> _Short exercise_
Search the data for the word "this" and copy every line where it occurs.

> _Information provided_
────────────────────

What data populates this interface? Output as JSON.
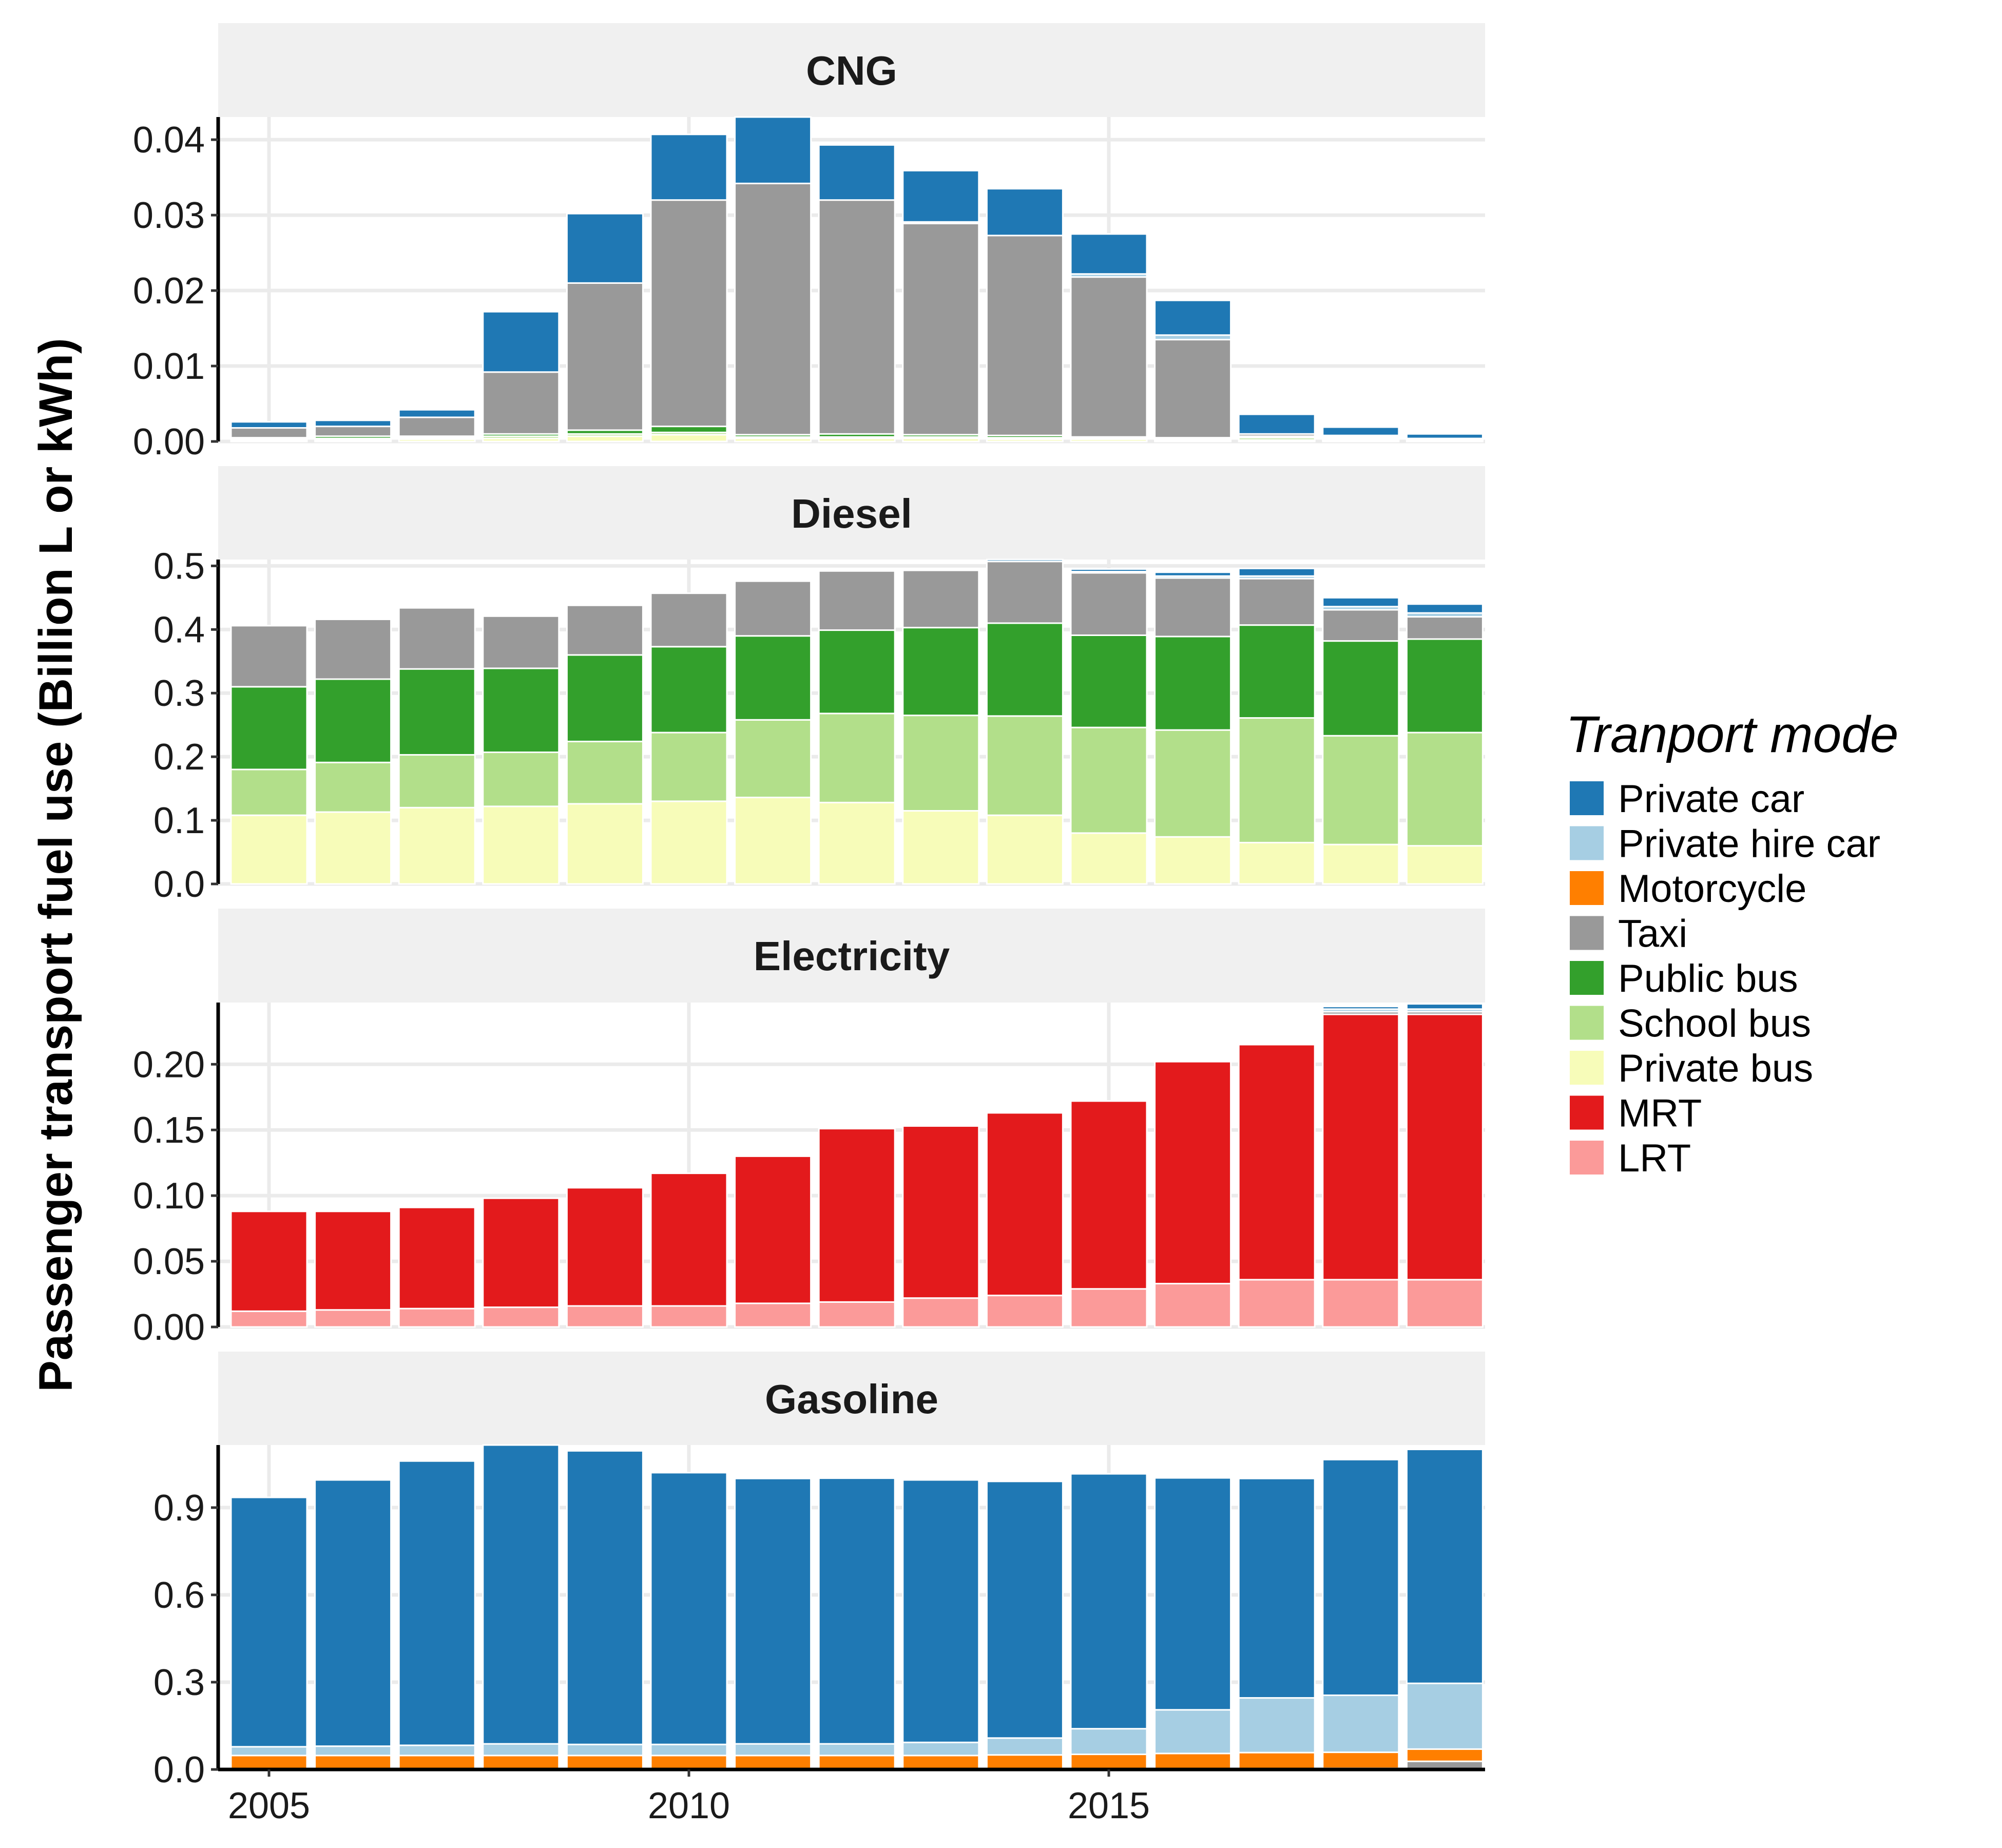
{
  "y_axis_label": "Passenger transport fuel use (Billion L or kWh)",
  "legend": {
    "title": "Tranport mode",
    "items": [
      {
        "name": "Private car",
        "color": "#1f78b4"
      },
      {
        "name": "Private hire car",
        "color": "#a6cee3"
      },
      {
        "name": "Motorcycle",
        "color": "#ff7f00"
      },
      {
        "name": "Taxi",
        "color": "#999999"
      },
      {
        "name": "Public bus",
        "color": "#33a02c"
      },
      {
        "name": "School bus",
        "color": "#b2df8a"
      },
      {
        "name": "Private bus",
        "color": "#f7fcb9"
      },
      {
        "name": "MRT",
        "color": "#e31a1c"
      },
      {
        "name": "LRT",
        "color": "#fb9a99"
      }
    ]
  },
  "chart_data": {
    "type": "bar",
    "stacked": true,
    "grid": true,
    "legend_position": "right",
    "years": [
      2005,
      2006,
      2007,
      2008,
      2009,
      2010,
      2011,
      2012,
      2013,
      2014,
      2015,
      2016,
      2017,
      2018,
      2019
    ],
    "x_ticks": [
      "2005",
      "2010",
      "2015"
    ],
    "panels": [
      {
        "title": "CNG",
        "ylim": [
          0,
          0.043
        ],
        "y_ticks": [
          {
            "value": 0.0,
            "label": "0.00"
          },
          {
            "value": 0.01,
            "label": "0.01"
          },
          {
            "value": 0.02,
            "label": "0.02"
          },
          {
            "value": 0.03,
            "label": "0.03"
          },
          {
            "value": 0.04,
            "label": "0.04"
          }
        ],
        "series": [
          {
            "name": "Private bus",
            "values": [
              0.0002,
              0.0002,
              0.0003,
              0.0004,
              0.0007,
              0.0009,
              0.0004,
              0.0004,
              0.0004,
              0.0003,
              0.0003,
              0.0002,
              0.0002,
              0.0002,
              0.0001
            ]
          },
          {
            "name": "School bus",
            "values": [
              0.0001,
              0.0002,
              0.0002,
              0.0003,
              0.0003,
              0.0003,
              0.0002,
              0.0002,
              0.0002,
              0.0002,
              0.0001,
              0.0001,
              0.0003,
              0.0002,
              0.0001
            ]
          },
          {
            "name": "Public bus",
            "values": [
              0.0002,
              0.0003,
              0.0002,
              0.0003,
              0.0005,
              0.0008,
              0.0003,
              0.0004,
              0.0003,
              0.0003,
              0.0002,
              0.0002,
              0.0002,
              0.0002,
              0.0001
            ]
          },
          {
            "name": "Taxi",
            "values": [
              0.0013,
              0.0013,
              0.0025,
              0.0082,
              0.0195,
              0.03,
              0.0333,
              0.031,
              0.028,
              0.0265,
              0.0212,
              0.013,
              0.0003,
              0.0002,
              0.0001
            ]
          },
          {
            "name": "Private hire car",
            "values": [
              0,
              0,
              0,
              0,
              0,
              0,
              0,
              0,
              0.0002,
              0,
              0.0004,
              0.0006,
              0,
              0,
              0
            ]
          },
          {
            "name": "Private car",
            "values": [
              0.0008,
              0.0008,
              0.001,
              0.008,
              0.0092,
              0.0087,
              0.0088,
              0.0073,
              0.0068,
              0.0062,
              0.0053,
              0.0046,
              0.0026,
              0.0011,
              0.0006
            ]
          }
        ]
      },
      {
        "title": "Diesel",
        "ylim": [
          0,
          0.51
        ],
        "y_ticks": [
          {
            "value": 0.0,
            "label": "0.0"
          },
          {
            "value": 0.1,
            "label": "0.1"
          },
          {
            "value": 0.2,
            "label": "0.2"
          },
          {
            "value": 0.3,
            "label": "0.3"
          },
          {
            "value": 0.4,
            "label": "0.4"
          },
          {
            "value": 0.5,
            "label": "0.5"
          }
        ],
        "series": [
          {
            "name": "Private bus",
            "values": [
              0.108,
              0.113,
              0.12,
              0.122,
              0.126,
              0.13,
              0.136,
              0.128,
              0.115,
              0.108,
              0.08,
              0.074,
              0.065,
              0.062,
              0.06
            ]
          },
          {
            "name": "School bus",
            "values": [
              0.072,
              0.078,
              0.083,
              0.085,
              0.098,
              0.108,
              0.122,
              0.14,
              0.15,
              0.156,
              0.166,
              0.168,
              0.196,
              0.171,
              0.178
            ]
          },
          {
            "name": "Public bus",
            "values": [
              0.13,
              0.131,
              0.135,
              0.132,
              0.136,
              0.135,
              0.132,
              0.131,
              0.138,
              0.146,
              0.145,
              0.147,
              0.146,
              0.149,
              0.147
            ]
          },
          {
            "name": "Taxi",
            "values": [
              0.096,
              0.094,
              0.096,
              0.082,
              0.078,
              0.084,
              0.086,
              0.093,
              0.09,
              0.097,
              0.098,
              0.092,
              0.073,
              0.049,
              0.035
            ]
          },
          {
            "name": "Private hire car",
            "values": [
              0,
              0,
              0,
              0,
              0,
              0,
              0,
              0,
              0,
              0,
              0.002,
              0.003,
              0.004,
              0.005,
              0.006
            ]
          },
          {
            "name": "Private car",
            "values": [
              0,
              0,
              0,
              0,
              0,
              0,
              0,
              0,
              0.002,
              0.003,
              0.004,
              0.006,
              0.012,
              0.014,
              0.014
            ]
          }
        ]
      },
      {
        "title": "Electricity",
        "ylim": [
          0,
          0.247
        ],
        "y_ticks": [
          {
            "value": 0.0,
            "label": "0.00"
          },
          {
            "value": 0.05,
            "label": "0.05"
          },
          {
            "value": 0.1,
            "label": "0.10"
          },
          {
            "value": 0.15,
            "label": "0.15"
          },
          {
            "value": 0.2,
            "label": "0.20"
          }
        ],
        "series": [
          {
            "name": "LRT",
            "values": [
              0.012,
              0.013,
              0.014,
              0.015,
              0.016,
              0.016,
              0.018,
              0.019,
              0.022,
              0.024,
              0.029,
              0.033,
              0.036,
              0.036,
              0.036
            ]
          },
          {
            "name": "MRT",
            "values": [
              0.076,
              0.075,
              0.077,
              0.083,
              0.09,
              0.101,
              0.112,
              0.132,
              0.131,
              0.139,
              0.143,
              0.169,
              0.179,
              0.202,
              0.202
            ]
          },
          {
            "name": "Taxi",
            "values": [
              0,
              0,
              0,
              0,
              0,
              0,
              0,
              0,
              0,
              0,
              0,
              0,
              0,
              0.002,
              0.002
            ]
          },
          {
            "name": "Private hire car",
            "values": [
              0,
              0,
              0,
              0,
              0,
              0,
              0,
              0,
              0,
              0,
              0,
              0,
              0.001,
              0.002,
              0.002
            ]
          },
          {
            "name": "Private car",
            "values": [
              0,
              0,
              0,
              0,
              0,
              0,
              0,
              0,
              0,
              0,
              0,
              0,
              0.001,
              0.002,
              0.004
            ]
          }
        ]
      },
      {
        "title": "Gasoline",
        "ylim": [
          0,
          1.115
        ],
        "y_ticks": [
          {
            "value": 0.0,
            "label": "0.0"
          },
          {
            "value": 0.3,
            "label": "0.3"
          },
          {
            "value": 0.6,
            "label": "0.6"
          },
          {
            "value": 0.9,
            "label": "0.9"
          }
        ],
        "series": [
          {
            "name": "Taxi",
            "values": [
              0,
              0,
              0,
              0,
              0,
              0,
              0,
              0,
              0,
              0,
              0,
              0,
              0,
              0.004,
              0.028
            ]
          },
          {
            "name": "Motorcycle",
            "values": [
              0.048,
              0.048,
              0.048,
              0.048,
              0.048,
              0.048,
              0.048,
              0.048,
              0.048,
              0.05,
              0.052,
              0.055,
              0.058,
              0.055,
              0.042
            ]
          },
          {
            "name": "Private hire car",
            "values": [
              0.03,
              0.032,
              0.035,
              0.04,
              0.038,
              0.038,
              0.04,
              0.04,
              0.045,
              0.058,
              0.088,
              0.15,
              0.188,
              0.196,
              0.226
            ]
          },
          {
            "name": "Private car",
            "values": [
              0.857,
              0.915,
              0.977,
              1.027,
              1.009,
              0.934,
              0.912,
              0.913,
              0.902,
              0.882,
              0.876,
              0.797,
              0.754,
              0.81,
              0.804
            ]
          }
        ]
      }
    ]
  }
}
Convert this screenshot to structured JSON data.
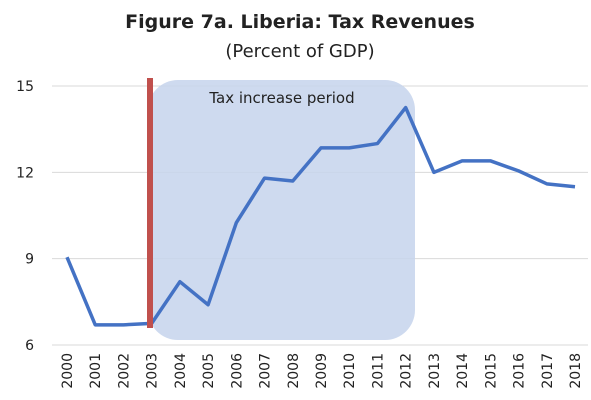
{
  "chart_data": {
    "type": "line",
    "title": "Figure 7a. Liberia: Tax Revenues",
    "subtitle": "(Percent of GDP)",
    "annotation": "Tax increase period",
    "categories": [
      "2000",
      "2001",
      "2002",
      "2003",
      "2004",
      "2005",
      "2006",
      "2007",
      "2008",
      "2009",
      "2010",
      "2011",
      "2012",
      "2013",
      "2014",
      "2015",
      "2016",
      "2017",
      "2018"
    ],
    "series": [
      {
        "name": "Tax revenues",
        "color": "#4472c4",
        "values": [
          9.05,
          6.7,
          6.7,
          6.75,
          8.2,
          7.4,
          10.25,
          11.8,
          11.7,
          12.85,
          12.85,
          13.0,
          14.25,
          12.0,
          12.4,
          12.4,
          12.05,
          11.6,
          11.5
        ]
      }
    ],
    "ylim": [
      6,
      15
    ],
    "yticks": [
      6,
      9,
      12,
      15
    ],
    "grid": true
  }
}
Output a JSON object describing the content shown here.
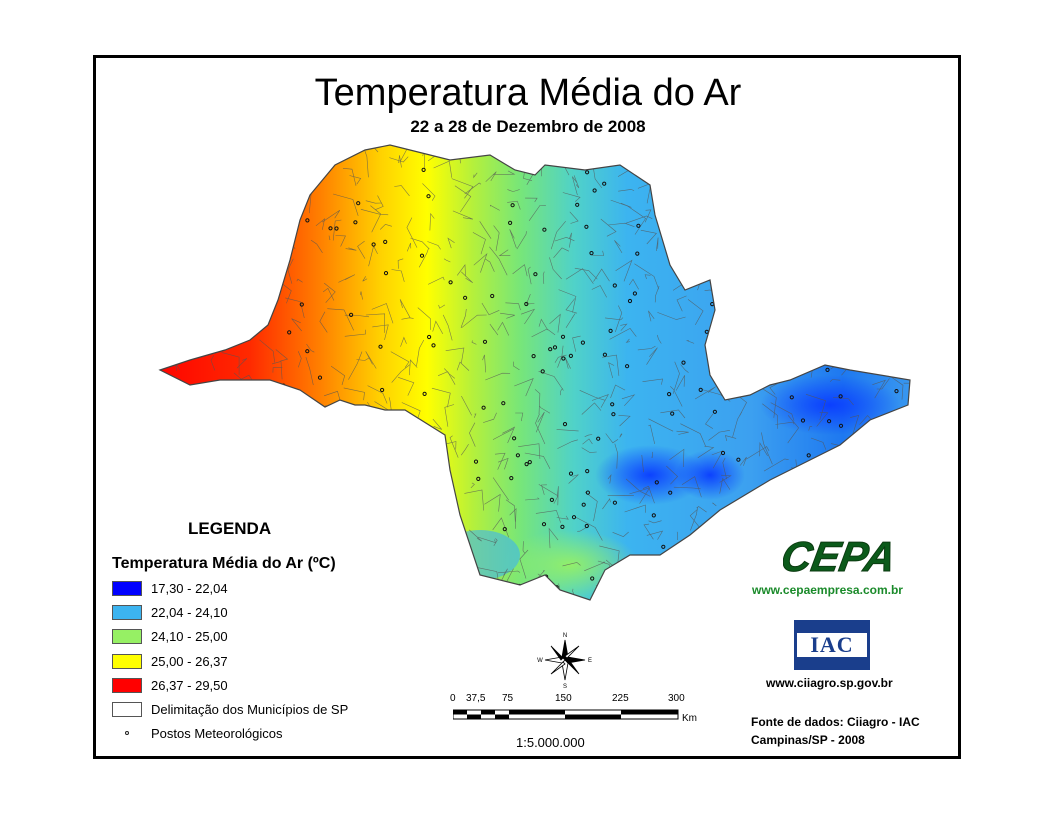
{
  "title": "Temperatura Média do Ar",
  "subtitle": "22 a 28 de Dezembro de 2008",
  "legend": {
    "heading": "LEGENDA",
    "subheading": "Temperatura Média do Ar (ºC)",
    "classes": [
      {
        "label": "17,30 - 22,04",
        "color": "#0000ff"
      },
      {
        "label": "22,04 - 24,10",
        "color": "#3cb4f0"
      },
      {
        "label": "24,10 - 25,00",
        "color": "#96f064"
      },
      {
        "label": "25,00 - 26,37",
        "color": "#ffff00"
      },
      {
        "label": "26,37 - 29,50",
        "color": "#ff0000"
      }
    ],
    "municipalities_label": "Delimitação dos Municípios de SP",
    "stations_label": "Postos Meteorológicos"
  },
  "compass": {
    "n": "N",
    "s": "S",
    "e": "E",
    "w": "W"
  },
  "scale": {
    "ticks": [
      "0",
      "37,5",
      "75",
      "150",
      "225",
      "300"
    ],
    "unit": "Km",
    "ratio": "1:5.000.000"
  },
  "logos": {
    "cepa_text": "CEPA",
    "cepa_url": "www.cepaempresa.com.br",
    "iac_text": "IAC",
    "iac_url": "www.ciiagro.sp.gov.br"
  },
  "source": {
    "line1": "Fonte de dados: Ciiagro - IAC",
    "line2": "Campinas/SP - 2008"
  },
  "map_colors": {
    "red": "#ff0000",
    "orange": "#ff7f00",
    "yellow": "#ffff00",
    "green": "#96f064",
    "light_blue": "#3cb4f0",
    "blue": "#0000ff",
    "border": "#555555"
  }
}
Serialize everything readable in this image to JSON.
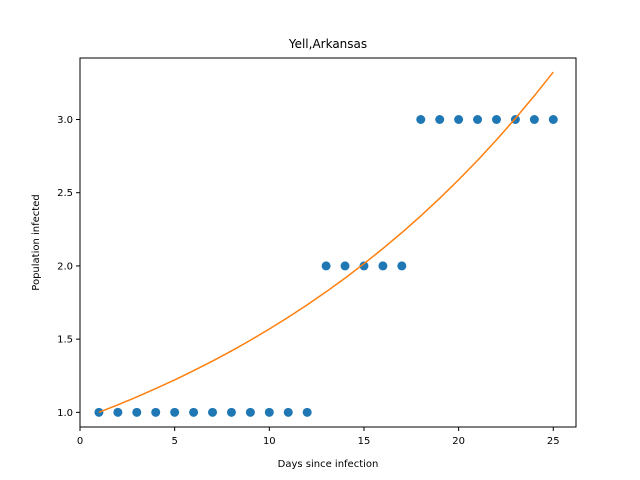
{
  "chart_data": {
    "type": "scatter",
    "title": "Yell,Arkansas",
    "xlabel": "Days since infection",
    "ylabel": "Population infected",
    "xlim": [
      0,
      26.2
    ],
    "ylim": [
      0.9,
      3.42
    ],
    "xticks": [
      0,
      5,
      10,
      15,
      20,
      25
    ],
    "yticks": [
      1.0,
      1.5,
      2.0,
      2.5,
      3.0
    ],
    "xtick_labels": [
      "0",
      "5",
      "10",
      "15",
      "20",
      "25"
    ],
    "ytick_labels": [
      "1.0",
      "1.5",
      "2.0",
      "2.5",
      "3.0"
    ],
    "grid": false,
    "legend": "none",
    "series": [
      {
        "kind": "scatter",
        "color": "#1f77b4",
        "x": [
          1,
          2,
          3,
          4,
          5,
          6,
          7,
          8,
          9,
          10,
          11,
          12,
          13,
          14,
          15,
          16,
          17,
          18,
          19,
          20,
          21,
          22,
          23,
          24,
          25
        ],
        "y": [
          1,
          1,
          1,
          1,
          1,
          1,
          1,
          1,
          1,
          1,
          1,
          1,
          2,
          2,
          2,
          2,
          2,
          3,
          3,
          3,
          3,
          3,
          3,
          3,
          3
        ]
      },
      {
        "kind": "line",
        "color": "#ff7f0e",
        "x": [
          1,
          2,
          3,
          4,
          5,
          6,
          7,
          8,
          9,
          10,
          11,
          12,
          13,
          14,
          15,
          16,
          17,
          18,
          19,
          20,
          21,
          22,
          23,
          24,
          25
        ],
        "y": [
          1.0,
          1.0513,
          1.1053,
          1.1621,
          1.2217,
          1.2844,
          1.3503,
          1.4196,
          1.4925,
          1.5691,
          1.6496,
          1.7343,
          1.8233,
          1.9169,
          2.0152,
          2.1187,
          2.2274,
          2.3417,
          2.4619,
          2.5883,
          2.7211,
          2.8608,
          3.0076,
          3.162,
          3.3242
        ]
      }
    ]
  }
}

────────────────────

> _Answer_
What data populates this interface? Output as JSON.
Convert this screenshot to structured JSON data.
Serialize everything readable in this image to JSON.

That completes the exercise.